## Request
The entries below should be transcribed in their entirety, exactly as written.

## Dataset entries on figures
+ + + +

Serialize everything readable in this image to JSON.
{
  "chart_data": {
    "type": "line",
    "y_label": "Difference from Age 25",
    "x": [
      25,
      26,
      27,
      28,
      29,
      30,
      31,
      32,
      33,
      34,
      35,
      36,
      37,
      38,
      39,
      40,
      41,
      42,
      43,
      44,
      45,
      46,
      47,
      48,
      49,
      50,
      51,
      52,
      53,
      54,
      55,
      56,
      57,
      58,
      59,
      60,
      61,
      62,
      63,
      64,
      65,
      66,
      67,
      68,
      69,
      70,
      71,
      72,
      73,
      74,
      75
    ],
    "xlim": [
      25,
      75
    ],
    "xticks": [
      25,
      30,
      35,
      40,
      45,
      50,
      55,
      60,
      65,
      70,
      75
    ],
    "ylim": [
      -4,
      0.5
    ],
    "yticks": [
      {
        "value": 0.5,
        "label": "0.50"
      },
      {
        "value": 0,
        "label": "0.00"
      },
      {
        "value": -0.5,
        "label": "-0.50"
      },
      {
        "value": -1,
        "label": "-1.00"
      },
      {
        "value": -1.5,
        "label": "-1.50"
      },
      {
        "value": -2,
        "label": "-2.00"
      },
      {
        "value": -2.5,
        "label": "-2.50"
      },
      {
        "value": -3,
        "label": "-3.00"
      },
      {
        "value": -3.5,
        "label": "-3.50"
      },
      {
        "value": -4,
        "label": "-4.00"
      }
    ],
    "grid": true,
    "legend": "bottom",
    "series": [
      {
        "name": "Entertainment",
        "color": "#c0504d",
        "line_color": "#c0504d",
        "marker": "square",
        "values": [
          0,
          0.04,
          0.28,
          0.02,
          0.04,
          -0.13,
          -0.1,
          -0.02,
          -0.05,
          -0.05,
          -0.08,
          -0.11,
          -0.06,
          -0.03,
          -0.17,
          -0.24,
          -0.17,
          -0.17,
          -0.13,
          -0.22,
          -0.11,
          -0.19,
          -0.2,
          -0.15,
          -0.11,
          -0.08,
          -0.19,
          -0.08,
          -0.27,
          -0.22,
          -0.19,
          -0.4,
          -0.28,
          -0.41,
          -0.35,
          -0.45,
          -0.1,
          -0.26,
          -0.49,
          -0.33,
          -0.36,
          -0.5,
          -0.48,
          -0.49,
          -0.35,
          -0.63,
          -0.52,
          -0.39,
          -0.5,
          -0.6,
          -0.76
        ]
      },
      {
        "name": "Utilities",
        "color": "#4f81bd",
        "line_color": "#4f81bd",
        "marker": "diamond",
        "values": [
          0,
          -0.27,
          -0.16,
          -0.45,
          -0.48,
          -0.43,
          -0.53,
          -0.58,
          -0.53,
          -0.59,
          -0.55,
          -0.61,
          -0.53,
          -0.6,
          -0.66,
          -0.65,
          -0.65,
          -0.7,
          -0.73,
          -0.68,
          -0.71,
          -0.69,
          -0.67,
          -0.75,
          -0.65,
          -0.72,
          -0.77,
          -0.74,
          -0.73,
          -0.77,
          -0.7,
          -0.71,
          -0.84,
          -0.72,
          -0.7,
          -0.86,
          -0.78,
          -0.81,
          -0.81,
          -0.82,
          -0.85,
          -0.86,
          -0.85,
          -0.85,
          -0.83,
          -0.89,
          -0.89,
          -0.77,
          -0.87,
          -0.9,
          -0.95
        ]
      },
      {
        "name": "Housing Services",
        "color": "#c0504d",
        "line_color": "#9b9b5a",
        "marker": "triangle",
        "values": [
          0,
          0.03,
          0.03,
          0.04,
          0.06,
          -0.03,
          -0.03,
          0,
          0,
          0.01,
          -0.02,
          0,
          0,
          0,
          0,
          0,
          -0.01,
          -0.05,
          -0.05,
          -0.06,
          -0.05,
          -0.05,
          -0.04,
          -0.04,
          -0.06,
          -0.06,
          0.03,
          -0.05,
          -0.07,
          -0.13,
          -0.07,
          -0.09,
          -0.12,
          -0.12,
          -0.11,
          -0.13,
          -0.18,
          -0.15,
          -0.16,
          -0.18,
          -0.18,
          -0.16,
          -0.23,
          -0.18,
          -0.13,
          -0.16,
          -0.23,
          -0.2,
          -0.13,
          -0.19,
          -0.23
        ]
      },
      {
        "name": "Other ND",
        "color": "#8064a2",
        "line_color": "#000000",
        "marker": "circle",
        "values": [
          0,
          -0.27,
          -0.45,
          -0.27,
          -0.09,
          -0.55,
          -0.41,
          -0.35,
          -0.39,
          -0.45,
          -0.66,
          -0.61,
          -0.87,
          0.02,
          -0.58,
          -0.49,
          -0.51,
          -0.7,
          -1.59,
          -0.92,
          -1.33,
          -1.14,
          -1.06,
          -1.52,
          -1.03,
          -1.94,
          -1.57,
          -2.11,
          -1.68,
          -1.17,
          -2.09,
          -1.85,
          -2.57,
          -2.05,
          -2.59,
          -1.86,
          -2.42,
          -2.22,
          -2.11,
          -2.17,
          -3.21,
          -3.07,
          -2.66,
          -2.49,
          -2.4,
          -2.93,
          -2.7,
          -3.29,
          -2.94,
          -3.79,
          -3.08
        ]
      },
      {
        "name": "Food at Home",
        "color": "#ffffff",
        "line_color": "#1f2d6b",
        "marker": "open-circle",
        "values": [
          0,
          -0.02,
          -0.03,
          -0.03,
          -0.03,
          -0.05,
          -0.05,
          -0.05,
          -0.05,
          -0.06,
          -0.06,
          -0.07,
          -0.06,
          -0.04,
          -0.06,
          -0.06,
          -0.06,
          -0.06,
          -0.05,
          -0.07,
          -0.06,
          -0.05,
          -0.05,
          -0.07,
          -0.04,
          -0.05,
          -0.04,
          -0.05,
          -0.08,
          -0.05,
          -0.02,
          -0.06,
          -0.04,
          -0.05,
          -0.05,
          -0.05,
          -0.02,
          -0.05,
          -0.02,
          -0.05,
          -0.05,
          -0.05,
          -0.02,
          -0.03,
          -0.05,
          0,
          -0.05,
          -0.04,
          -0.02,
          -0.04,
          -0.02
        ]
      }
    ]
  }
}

+ + + +

## Output of the exercise
Serialize everything readable in this image to JSON.
{
  "chart_data": {
    "type": "line",
    "y_label": "Difference from Age 25",
    "x": [
      25,
      26,
      27,
      28,
      29,
      30,
      31,
      32,
      33,
      34,
      35,
      36,
      37,
      38,
      39,
      40,
      41,
      42,
      43,
      44,
      45,
      46,
      47,
      48,
      49,
      50,
      51,
      52,
      53,
      54,
      55,
      56,
      57,
      58,
      59,
      60,
      61,
      62,
      63,
      64,
      65,
      66,
      67,
      68,
      69,
      70,
      71,
      72,
      73,
      74,
      75
    ],
    "xlim": [
      25,
      75
    ],
    "xticks": [
      25,
      30,
      35,
      40,
      45,
      50,
      55,
      60,
      65,
      70,
      75
    ],
    "ylim": [
      -4,
      0.5
    ],
    "yticks": [
      {
        "value": 0.5,
        "label": "0.50"
      },
      {
        "value": 0,
        "label": "0.00"
      },
      {
        "value": -0.5,
        "label": "-0.50"
      },
      {
        "value": -1,
        "label": "-1.00"
      },
      {
        "value": -1.5,
        "label": "-1.50"
      },
      {
        "value": -2,
        "label": "-2.00"
      },
      {
        "value": -2.5,
        "label": "-2.50"
      },
      {
        "value": -3,
        "label": "-3.00"
      },
      {
        "value": -3.5,
        "label": "-3.50"
      },
      {
        "value": -4,
        "label": "-4.00"
      }
    ],
    "grid": true,
    "legend": "bottom",
    "series": [
      {
        "name": "Entertainment",
        "color": "#c0504d",
        "line_color": "#c0504d",
        "marker": "square",
        "values": [
          0,
          0.04,
          0.28,
          0.02,
          0.04,
          -0.13,
          -0.1,
          -0.02,
          -0.05,
          -0.05,
          -0.08,
          -0.11,
          -0.06,
          -0.03,
          -0.17,
          -0.24,
          -0.17,
          -0.17,
          -0.13,
          -0.22,
          -0.11,
          -0.19,
          -0.2,
          -0.15,
          -0.11,
          -0.08,
          -0.19,
          -0.08,
          -0.27,
          -0.22,
          -0.19,
          -0.4,
          -0.28,
          -0.41,
          -0.35,
          -0.45,
          -0.1,
          -0.26,
          -0.49,
          -0.33,
          -0.36,
          -0.5,
          -0.48,
          -0.49,
          -0.35,
          -0.63,
          -0.52,
          -0.39,
          -0.5,
          -0.6,
          -0.76
        ]
      },
      {
        "name": "Utilities",
        "color": "#4f81bd",
        "line_color": "#4f81bd",
        "marker": "diamond",
        "values": [
          0,
          -0.27,
          -0.16,
          -0.45,
          -0.48,
          -0.43,
          -0.53,
          -0.58,
          -0.53,
          -0.59,
          -0.55,
          -0.61,
          -0.53,
          -0.6,
          -0.66,
          -0.65,
          -0.65,
          -0.7,
          -0.73,
          -0.68,
          -0.71,
          -0.69,
          -0.67,
          -0.75,
          -0.65,
          -0.72,
          -0.77,
          -0.74,
          -0.73,
          -0.77,
          -0.7,
          -0.71,
          -0.84,
          -0.72,
          -0.7,
          -0.86,
          -0.78,
          -0.81,
          -0.81,
          -0.82,
          -0.85,
          -0.86,
          -0.85,
          -0.85,
          -0.83,
          -0.89,
          -0.89,
          -0.77,
          -0.87,
          -0.9,
          -0.95
        ]
      },
      {
        "name": "Housing Services",
        "color": "#c0504d",
        "line_color": "#9b9b5a",
        "marker": "triangle",
        "values": [
          0,
          0.03,
          0.03,
          0.04,
          0.06,
          -0.03,
          -0.03,
          0,
          0,
          0.01,
          -0.02,
          0,
          0,
          0,
          0,
          0,
          -0.01,
          -0.05,
          -0.05,
          -0.06,
          -0.05,
          -0.05,
          -0.04,
          -0.04,
          -0.06,
          -0.06,
          0.03,
          -0.05,
          -0.07,
          -0.13,
          -0.07,
          -0.09,
          -0.12,
          -0.12,
          -0.11,
          -0.13,
          -0.18,
          -0.15,
          -0.16,
          -0.18,
          -0.18,
          -0.16,
          -0.23,
          -0.18,
          -0.13,
          -0.16,
          -0.23,
          -0.2,
          -0.13,
          -0.19,
          -0.23
        ]
      },
      {
        "name": "Other ND",
        "color": "#8064a2",
        "line_color": "#000000",
        "marker": "circle",
        "values": [
          0,
          -0.27,
          -0.45,
          -0.27,
          -0.09,
          -0.55,
          -0.41,
          -0.35,
          -0.39,
          -0.45,
          -0.66,
          -0.61,
          -0.87,
          0.02,
          -0.58,
          -0.49,
          -0.51,
          -0.7,
          -1.59,
          -0.92,
          -1.33,
          -1.14,
          -1.06,
          -1.52,
          -1.03,
          -1.94,
          -1.57,
          -2.11,
          -1.68,
          -1.17,
          -2.09,
          -1.85,
          -2.57,
          -2.05,
          -2.59,
          -1.86,
          -2.42,
          -2.22,
          -2.11,
          -2.17,
          -3.21,
          -3.07,
          -2.66,
          -2.49,
          -2.4,
          -2.93,
          -2.7,
          -3.29,
          -2.94,
          -3.79,
          -3.08
        ]
      },
      {
        "name": "Food at Home",
        "color": "#ffffff",
        "line_color": "#1f2d6b",
        "marker": "open-circle",
        "values": [
          0,
          -0.02,
          -0.03,
          -0.03,
          -0.03,
          -0.05,
          -0.05,
          -0.05,
          -0.05,
          -0.06,
          -0.06,
          -0.07,
          -0.06,
          -0.04,
          -0.06,
          -0.06,
          -0.06,
          -0.06,
          -0.05,
          -0.07,
          -0.06,
          -0.05,
          -0.05,
          -0.07,
          -0.04,
          -0.05,
          -0.04,
          -0.05,
          -0.08,
          -0.05,
          -0.02,
          -0.06,
          -0.04,
          -0.05,
          -0.05,
          -0.05,
          -0.02,
          -0.05,
          -0.02,
          -0.05,
          -0.05,
          -0.05,
          -0.02,
          -0.03,
          -0.05,
          0,
          -0.05,
          -0.04,
          -0.02,
          -0.04,
          -0.02
        ]
      }
    ]
  }
}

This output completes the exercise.